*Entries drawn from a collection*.
------------------------------
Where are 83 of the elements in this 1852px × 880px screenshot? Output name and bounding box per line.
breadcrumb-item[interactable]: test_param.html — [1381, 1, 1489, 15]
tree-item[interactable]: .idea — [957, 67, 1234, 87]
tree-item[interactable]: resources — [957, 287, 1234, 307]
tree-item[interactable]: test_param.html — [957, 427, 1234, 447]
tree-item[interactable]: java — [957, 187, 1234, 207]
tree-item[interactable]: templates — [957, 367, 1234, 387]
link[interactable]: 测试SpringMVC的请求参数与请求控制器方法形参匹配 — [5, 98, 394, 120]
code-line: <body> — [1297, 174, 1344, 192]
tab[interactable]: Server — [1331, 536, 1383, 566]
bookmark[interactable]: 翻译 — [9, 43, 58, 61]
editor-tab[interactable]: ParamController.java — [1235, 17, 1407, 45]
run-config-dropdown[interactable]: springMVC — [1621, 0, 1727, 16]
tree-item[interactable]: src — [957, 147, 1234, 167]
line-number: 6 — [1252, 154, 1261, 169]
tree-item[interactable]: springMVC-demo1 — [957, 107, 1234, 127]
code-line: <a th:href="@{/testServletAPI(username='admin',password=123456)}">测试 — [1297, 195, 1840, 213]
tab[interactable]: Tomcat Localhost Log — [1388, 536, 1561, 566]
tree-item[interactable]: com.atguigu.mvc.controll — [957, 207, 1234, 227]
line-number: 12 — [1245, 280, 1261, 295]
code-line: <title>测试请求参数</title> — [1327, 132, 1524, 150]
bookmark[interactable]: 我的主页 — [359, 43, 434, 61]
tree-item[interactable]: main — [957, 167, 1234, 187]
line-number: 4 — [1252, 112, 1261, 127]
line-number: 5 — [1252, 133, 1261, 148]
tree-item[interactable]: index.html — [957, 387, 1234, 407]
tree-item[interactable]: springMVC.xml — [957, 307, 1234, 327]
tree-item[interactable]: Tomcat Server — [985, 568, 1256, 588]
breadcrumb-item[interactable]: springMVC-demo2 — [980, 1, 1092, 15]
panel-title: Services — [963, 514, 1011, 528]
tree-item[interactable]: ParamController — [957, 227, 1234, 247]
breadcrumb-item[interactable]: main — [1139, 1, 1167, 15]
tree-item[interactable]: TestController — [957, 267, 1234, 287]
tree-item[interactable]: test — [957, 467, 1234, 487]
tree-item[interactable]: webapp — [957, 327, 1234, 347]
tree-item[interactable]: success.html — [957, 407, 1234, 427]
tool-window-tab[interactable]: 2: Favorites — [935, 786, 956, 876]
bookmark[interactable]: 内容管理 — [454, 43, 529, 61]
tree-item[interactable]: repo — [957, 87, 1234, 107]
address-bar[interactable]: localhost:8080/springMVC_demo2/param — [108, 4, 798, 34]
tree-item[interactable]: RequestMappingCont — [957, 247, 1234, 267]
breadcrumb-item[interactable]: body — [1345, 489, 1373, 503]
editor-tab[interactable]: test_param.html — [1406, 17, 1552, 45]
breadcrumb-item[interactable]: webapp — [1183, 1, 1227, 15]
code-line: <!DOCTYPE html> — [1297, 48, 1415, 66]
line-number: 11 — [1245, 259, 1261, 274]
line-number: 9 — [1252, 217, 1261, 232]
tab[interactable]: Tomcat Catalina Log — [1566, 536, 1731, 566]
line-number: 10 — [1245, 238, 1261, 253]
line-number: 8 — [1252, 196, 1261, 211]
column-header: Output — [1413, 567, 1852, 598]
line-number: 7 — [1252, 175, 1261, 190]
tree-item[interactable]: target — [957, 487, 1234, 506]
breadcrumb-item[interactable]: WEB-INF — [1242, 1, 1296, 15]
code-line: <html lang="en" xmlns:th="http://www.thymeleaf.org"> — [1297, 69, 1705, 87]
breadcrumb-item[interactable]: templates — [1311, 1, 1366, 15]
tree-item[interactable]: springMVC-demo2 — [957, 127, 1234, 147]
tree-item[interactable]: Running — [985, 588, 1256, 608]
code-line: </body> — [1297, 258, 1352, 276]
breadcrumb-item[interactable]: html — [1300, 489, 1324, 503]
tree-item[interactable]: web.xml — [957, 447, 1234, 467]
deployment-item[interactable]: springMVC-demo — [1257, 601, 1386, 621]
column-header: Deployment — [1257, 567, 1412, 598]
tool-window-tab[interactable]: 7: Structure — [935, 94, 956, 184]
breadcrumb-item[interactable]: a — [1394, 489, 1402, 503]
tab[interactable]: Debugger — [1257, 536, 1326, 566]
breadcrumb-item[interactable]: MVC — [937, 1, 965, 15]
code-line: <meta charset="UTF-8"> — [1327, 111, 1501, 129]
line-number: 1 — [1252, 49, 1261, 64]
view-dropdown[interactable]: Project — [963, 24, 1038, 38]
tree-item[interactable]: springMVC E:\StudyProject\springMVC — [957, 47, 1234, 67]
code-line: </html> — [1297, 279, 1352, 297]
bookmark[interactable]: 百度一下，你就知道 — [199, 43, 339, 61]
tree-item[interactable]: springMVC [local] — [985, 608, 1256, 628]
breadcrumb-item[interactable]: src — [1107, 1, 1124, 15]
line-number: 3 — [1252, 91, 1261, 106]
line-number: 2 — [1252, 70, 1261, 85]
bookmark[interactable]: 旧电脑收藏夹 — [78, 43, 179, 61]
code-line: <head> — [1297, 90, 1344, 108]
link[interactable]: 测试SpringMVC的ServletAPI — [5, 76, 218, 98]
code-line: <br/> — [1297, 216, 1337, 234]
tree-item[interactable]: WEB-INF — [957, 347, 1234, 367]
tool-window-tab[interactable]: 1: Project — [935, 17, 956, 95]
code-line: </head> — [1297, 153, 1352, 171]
------------------------------
Rewrite the items, changing every "interactable" to "clickable" and leaving everything else untouched.

*RESULT OF THIS EXERCISE*.
Where are 83 of the elements in this 1852px × 880px screenshot? Output name and bounding box per line.
breadcrumb-item[clickable]: test_param.html — [1381, 1, 1489, 15]
tree-item[clickable]: .idea — [957, 67, 1234, 87]
tree-item[clickable]: resources — [957, 287, 1234, 307]
tree-item[clickable]: test_param.html — [957, 427, 1234, 447]
tree-item[clickable]: java — [957, 187, 1234, 207]
tree-item[clickable]: templates — [957, 367, 1234, 387]
link[clickable]: 测试SpringMVC的请求参数与请求控制器方法形参匹配 — [5, 98, 394, 120]
code-line: <body> — [1297, 174, 1344, 192]
tab[clickable]: Server — [1331, 536, 1383, 566]
bookmark[clickable]: 翻译 — [9, 43, 58, 61]
editor-tab[clickable]: ParamController.java — [1235, 17, 1407, 45]
run-config-dropdown[clickable]: springMVC — [1621, 0, 1727, 16]
tree-item[clickable]: src — [957, 147, 1234, 167]
line-number: 6 — [1252, 154, 1261, 169]
tree-item[clickable]: springMVC-demo1 — [957, 107, 1234, 127]
code-line: <a th:href="@{/testServletAPI(username='admin',password=123456)}">测试 — [1297, 195, 1840, 213]
tab[clickable]: Tomcat Localhost Log — [1388, 536, 1561, 566]
tree-item[clickable]: com.atguigu.mvc.controll — [957, 207, 1234, 227]
line-number: 12 — [1245, 280, 1261, 295]
code-line: <title>测试请求参数</title> — [1327, 132, 1524, 150]
bookmark[clickable]: 我的主页 — [359, 43, 434, 61]
tree-item[clickable]: main — [957, 167, 1234, 187]
line-number: 4 — [1252, 112, 1261, 127]
line-number: 5 — [1252, 133, 1261, 148]
tree-item[clickable]: index.html — [957, 387, 1234, 407]
tree-item[clickable]: springMVC.xml — [957, 307, 1234, 327]
tree-item[clickable]: Tomcat Server — [985, 568, 1256, 588]
breadcrumb-item[clickable]: springMVC-demo2 — [980, 1, 1092, 15]
panel-title: Services — [963, 514, 1011, 528]
tree-item[clickable]: ParamController — [957, 227, 1234, 247]
breadcrumb-item[clickable]: main — [1139, 1, 1167, 15]
tree-item[clickable]: TestController — [957, 267, 1234, 287]
tree-item[clickable]: test — [957, 467, 1234, 487]
tree-item[clickable]: webapp — [957, 327, 1234, 347]
tree-item[clickable]: success.html — [957, 407, 1234, 427]
tool-window-tab[clickable]: 2: Favorites — [935, 786, 956, 876]
bookmark[clickable]: 内容管理 — [454, 43, 529, 61]
tree-item[clickable]: repo — [957, 87, 1234, 107]
address-bar[clickable]: localhost:8080/springMVC_demo2/param — [108, 4, 798, 34]
tree-item[clickable]: RequestMappingCont — [957, 247, 1234, 267]
breadcrumb-item[clickable]: body — [1345, 489, 1373, 503]
editor-tab[clickable]: test_param.html — [1406, 17, 1552, 45]
breadcrumb-item[clickable]: webapp — [1183, 1, 1227, 15]
code-line: <!DOCTYPE html> — [1297, 48, 1415, 66]
line-number: 11 — [1245, 259, 1261, 274]
line-number: 9 — [1252, 217, 1261, 232]
tab[clickable]: Tomcat Catalina Log — [1566, 536, 1731, 566]
line-number: 10 — [1245, 238, 1261, 253]
line-number: 8 — [1252, 196, 1261, 211]
column-header: Output — [1413, 567, 1852, 598]
line-number: 7 — [1252, 175, 1261, 190]
tree-item[clickable]: target — [957, 487, 1234, 506]
breadcrumb-item[clickable]: WEB-INF — [1242, 1, 1296, 15]
code-line: <html lang="en" xmlns:th="http://www.thymeleaf.org"> — [1297, 69, 1705, 87]
breadcrumb-item[clickable]: templates — [1311, 1, 1366, 15]
tree-item[clickable]: springMVC-demo2 — [957, 127, 1234, 147]
tree-item[clickable]: Running — [985, 588, 1256, 608]
code-line: </body> — [1297, 258, 1352, 276]
breadcrumb-item[clickable]: html — [1300, 489, 1324, 503]
tree-item[clickable]: web.xml — [957, 447, 1234, 467]
deployment-item[clickable]: springMVC-demo — [1257, 601, 1386, 621]
column-header: Deployment — [1257, 567, 1412, 598]
tool-window-tab[clickable]: 7: Structure — [935, 94, 956, 184]
breadcrumb-item[clickable]: a — [1394, 489, 1402, 503]
tab[clickable]: Debugger — [1257, 536, 1326, 566]
breadcrumb-item[clickable]: MVC — [937, 1, 965, 15]
code-line: <meta charset="UTF-8"> — [1327, 111, 1501, 129]
line-number: 1 — [1252, 49, 1261, 64]
view-dropdown[clickable]: Project — [963, 24, 1038, 38]
tree-item[clickable]: springMVC E:\StudyProject\springMVC — [957, 47, 1234, 67]
code-line: </html> — [1297, 279, 1352, 297]
bookmark[clickable]: 百度一下，你就知道 — [199, 43, 339, 61]
tree-item[clickable]: springMVC [local] — [985, 608, 1256, 628]
breadcrumb-item[clickable]: src — [1107, 1, 1124, 15]
line-number: 3 — [1252, 91, 1261, 106]
line-number: 2 — [1252, 70, 1261, 85]
bookmark[clickable]: 旧电脑收藏夹 — [78, 43, 179, 61]
code-line: <head> — [1297, 90, 1344, 108]
link[clickable]: 测试SpringMVC的ServletAPI — [5, 76, 218, 98]
code-line: <br/> — [1297, 216, 1337, 234]
tree-item[clickable]: WEB-INF — [957, 347, 1234, 367]
tool-window-tab[clickable]: 1: Project — [935, 17, 956, 95]
code-line: </head> — [1297, 153, 1352, 171]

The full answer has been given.